▸ **Written problem**: Reproduce all of the data below without alteration; exclude every picture.

(Records)
________________________
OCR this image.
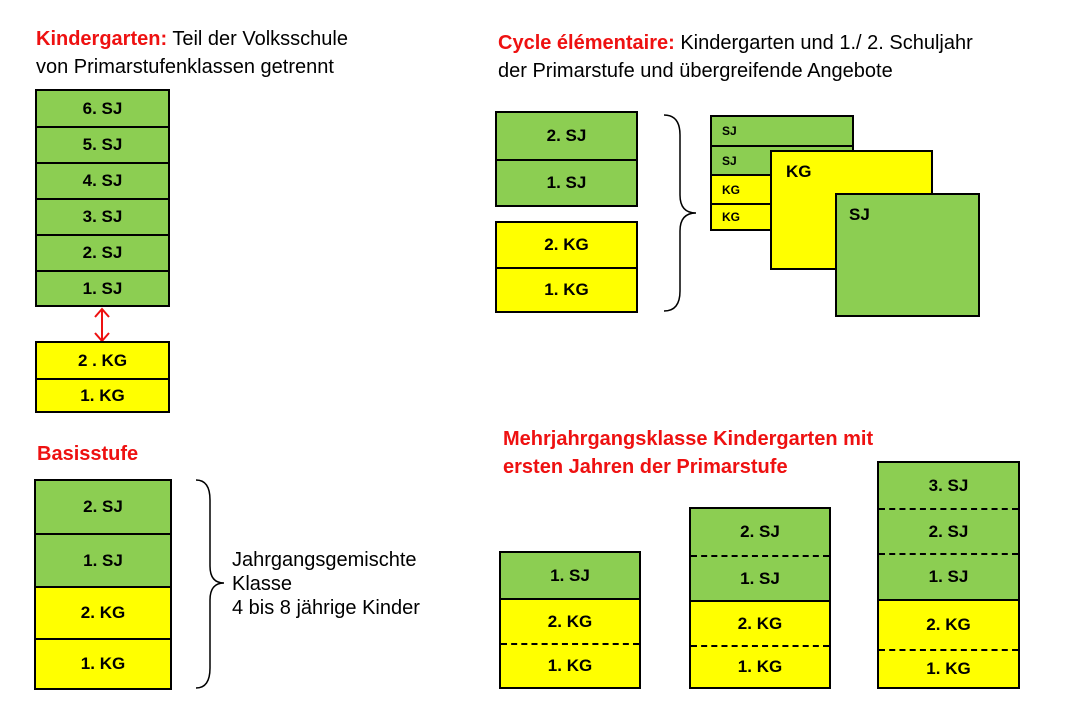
Kindergarten: Teil der Volksschule
von Primarstufenklassen getrennt
6. SJ
5. SJ
4. SJ
3. SJ
2. SJ
1. SJ
2 . KG
1. KG
Cycle élémentaire: Kindergarten und 1./ 2. Schuljahr
der Primarstufe und übergreifende Angebote
2. SJ
1. SJ
2. KG
1. KG
SJ
SJ
KG
KG
KG
SJ
Basisstufe
2. SJ
1. SJ
2. KG
1. KG
Jahrgangsgemischte
Klasse
4 bis 8 jährige Kinder
Mehrjahrgangsklasse Kindergarten mit
ersten Jahren der Primarstufe
1. SJ
2. KG
1. KG
2. SJ
1. SJ
2. KG
1. KG
3. SJ
2. SJ
1. SJ
2. KG
1. KG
________________________
▸ **Response to this exercise**:
OCR this image.
Kindergarten: Teil der Volksschule
von Primarstufenklassen getrennt
6. SJ
5. SJ
4. SJ
3. SJ
2. SJ
1. SJ
2 . KG
1. KG
Cycle élémentaire: Kindergarten und 1./ 2. Schuljahr
der Primarstufe und übergreifende Angebote
2. SJ
1. SJ
2. KG
1. KG
SJ
SJ
KG
KG
KG
SJ
Basisstufe
2. SJ
1. SJ
2. KG
1. KG
Jahrgangsgemischte
Klasse
4 bis 8 jährige Kinder
Mehrjahrgangsklasse Kindergarten mit
ersten Jahren der Primarstufe
1. SJ
2. KG
1. KG
2. SJ
1. SJ
2. KG
1. KG
3. SJ
2. SJ
1. SJ
2. KG
1. KG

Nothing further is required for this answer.